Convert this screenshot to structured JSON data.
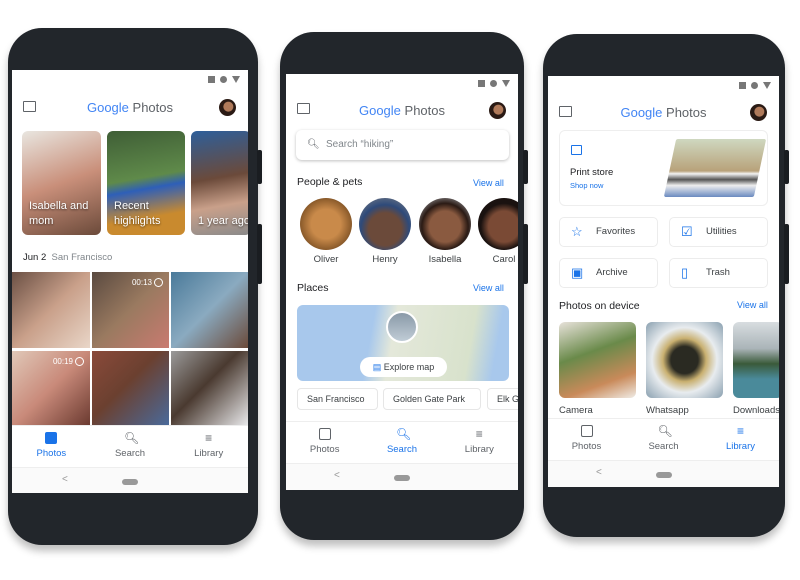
{
  "app": {
    "title_google": "Google",
    "title_photos": " Photos"
  },
  "brand": {
    "accent": "#1a73e8",
    "g_blue": "#4285f4",
    "g_red": "#ea4335",
    "g_yellow": "#fbbc05",
    "g_green": "#34a853"
  },
  "nav": {
    "photos": "Photos",
    "search": "Search",
    "library": "Library"
  },
  "photos_screen": {
    "memories": [
      "Isabella and mom",
      "Recent highlights",
      "1 year ago"
    ],
    "date": "Jun 2",
    "location": "San Francisco",
    "videos": [
      "00:13",
      "00:19"
    ]
  },
  "search_screen": {
    "search_placeholder": "Search “hiking”",
    "people_title": "People & pets",
    "view_all": "View all",
    "people": [
      "Oliver",
      "Henry",
      "Isabella",
      "Carol"
    ],
    "places_title": "Places",
    "explore_map": "Explore map",
    "places": [
      "San Francisco",
      "Golden Gate Park",
      "Elk G"
    ]
  },
  "library_screen": {
    "print_store": "Print store",
    "shop_now": "Shop now",
    "tiles": [
      "Favorites",
      "Utilities",
      "Archive",
      "Trash"
    ],
    "device_title": "Photos on device",
    "view_all": "View all",
    "folders": [
      "Camera",
      "Whatsapp",
      "Downloads"
    ]
  }
}
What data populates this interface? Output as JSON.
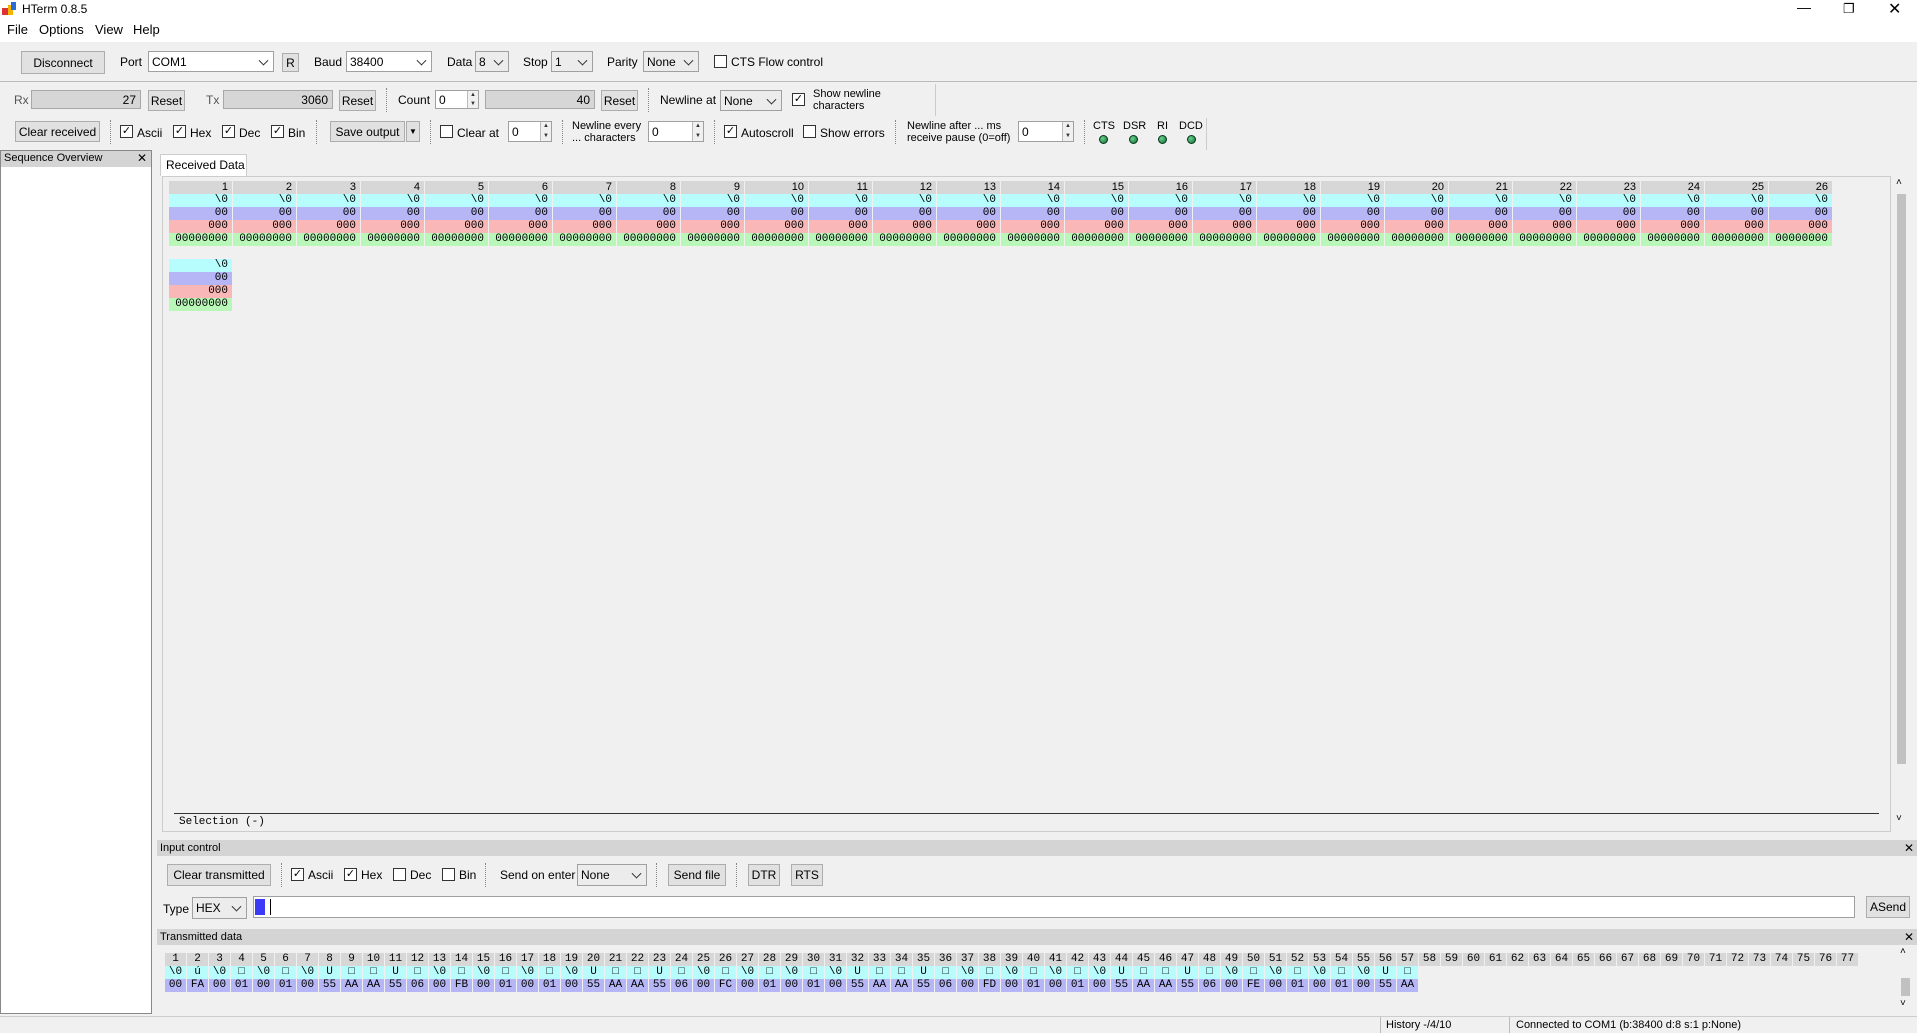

·····

REQUIRED TASK: Using the data above, print every line exactly, omitting pictures.

TASK ANSWER:
Convert this screenshot to structured JSON data.
{
  "app": {
    "title_google": "Google",
    "title_photos": " Photos"
  },
  "brand": {
    "accent": "#1a73e8",
    "g_blue": "#4285f4",
    "g_red": "#ea4335",
    "g_yellow": "#fbbc05",
    "g_green": "#34a853"
  },
  "nav": {
    "photos": "Photos",
    "search": "Search",
    "library": "Library"
  },
  "photos_screen": {
    "memories": [
      "Isabella and mom",
      "Recent highlights",
      "1 year ago"
    ],
    "date": "Jun 2",
    "location": "San Francisco",
    "videos": [
      "00:13",
      "00:19"
    ]
  },
  "search_screen": {
    "search_placeholder": "Search “hiking”",
    "people_title": "People & pets",
    "view_all": "View all",
    "people": [
      "Oliver",
      "Henry",
      "Isabella",
      "Carol"
    ],
    "places_title": "Places",
    "explore_map": "Explore map",
    "places": [
      "San Francisco",
      "Golden Gate Park",
      "Elk G"
    ]
  },
  "library_screen": {
    "print_store": "Print store",
    "shop_now": "Shop now",
    "tiles": [
      "Favorites",
      "Utilities",
      "Archive",
      "Trash"
    ],
    "device_title": "Photos on device",
    "view_all": "View all",
    "folders": [
      "Camera",
      "Whatsapp",
      "Downloads"
    ]
  }
}
What data populates this interface? Output as JSON.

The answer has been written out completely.